## EXERCISE DATA
--- BEGIN ---

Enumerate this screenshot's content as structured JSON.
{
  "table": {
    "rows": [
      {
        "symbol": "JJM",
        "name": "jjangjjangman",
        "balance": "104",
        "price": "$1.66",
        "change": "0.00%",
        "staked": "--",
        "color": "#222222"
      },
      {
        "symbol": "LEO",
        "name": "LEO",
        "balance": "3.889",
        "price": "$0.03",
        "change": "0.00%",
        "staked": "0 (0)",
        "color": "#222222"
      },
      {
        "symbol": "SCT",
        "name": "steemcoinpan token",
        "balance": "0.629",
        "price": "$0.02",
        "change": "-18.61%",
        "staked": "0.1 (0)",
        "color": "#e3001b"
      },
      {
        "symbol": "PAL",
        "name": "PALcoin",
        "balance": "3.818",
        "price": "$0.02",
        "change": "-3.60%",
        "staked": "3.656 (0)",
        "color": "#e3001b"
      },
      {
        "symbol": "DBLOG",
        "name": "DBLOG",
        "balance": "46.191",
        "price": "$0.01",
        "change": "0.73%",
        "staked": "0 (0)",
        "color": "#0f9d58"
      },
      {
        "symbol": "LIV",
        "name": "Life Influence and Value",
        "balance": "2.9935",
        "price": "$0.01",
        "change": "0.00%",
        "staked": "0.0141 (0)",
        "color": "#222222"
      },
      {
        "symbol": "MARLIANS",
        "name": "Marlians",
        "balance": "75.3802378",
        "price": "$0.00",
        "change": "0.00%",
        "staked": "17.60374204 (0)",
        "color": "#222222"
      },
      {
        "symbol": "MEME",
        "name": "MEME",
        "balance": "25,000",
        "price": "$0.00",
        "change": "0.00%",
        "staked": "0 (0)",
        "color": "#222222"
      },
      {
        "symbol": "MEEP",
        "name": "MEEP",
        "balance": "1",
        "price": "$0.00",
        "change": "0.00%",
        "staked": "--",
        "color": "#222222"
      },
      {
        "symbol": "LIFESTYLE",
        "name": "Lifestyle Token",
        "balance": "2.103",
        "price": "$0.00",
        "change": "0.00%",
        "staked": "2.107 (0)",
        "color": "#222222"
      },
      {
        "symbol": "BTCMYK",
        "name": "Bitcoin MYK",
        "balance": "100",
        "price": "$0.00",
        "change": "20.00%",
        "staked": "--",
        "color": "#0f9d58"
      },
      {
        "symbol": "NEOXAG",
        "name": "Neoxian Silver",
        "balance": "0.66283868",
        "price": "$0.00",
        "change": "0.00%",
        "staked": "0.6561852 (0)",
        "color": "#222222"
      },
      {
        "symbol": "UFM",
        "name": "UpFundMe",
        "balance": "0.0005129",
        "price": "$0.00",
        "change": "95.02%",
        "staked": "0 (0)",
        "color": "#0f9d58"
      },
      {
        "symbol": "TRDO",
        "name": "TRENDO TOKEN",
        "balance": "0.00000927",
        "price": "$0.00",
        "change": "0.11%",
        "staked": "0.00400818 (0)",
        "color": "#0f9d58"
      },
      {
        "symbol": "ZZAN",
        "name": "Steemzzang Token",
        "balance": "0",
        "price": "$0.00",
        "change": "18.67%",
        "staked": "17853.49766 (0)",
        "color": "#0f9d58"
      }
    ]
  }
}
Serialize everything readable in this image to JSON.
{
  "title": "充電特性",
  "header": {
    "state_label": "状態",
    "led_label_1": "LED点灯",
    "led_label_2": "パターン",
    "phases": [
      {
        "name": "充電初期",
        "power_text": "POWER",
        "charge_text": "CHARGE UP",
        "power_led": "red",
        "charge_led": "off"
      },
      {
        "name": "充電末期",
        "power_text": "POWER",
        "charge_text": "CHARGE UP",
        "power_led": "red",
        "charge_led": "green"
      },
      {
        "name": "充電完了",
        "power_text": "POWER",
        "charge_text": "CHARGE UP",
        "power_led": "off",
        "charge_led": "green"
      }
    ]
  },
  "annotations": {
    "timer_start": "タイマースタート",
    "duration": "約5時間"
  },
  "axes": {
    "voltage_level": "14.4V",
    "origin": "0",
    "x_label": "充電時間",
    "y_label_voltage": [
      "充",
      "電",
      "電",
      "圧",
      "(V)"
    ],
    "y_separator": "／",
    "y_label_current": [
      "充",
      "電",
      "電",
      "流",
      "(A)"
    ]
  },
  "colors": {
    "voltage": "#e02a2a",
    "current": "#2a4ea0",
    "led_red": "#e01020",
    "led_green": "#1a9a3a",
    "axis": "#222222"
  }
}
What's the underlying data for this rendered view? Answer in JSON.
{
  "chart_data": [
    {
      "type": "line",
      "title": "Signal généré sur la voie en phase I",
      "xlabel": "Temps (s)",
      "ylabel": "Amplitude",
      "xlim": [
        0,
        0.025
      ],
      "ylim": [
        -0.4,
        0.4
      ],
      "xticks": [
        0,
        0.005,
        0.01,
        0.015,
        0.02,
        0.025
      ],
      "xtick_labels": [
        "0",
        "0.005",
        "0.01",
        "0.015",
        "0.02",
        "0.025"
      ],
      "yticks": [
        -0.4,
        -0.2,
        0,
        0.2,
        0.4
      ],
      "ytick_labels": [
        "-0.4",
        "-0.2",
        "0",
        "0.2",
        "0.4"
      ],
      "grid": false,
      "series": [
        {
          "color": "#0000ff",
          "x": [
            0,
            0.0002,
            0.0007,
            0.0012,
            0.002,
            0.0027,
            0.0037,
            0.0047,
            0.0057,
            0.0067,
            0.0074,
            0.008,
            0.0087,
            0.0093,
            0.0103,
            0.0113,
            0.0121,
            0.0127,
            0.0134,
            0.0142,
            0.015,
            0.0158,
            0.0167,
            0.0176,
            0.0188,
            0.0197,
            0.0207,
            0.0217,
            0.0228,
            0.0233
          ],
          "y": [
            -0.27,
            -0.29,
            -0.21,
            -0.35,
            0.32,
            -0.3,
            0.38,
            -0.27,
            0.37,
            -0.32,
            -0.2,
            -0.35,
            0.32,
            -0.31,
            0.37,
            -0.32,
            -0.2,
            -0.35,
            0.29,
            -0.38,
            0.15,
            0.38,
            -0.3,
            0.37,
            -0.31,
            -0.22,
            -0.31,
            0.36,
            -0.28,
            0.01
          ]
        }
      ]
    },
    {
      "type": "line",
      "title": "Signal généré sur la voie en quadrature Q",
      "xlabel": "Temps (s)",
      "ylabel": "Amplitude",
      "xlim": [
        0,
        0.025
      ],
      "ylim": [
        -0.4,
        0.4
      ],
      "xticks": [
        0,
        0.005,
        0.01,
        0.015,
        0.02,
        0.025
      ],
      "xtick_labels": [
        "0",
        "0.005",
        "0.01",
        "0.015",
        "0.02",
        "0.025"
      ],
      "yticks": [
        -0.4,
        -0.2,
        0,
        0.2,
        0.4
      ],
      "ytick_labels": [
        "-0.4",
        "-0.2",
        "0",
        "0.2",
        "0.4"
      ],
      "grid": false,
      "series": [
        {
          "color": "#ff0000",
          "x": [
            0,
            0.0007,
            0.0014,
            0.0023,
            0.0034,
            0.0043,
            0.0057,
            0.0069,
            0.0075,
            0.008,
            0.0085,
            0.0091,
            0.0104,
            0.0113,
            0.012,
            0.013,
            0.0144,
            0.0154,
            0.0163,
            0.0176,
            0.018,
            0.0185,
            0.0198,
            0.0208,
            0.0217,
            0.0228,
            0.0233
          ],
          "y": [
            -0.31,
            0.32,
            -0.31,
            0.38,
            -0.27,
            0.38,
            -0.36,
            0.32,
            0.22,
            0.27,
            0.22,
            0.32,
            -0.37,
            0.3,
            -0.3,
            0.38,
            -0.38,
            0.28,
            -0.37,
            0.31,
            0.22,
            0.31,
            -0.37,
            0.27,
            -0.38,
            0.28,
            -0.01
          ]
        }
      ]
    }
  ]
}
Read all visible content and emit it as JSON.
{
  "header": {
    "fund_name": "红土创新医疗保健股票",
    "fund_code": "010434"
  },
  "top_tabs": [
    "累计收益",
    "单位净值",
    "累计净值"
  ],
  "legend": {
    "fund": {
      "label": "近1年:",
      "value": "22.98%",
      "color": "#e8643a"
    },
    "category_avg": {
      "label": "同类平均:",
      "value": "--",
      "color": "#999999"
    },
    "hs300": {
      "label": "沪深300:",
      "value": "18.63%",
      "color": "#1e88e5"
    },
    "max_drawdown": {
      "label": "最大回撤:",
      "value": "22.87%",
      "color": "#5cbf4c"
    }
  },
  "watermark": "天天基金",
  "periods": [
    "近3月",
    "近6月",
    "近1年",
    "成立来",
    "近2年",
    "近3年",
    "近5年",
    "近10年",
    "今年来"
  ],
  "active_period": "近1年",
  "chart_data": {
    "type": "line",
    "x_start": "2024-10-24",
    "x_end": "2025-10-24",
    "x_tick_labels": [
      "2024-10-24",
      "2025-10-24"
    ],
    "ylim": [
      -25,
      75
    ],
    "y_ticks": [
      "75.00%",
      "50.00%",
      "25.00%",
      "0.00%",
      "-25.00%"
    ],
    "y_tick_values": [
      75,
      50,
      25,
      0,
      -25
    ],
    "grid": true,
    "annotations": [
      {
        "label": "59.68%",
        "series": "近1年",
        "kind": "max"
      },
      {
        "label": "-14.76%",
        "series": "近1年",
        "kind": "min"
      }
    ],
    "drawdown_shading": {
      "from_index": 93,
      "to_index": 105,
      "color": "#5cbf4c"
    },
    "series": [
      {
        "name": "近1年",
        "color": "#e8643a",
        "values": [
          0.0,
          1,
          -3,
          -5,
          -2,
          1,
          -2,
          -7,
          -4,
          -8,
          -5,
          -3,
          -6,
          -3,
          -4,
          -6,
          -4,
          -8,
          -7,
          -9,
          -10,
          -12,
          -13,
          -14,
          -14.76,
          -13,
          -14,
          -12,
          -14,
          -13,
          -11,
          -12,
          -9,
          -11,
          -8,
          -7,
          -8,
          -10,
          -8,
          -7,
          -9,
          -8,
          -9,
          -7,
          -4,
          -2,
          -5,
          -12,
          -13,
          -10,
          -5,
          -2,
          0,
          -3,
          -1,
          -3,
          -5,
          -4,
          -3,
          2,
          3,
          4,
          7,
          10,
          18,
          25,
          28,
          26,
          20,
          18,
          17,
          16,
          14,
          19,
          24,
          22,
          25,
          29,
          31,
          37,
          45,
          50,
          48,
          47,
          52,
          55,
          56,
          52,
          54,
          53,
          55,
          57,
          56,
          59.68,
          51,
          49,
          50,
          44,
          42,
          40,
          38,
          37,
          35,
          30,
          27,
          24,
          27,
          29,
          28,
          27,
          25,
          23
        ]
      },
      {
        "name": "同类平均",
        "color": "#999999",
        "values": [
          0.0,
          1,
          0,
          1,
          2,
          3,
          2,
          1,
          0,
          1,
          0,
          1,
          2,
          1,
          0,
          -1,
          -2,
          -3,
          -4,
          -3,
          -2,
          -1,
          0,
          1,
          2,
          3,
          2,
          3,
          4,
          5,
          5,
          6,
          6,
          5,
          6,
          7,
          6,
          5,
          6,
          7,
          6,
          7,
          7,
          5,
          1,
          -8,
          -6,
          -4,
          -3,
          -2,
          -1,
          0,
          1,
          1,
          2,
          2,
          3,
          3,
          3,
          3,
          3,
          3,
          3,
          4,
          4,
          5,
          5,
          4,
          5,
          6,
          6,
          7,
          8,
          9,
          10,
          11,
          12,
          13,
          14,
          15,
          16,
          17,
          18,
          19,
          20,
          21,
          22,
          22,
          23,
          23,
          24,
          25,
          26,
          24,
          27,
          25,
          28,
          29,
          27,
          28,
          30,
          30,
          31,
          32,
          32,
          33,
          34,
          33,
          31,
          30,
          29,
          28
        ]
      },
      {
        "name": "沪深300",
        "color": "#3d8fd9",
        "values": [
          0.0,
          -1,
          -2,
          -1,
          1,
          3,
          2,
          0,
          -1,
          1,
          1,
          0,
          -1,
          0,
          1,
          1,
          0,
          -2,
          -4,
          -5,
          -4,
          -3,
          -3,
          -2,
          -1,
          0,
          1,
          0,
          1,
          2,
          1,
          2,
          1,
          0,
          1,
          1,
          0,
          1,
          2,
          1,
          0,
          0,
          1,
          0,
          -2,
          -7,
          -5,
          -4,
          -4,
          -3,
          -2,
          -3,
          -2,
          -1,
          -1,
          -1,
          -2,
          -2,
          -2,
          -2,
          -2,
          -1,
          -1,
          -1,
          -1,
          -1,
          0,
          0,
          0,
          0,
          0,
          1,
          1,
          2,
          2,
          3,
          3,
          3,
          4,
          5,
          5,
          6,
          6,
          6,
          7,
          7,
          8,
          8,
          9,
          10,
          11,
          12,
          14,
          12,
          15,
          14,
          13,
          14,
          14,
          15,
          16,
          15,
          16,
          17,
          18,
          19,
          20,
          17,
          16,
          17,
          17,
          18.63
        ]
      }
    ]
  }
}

--- END ---

## YOUR TASK
Review the material and copy each line in which the word "généré" appears.

## REPLY TO THE TASK
      "title": "Signal généré sur la voie en phase I",
      "title": "Signal généré sur la voie en quadrature Q",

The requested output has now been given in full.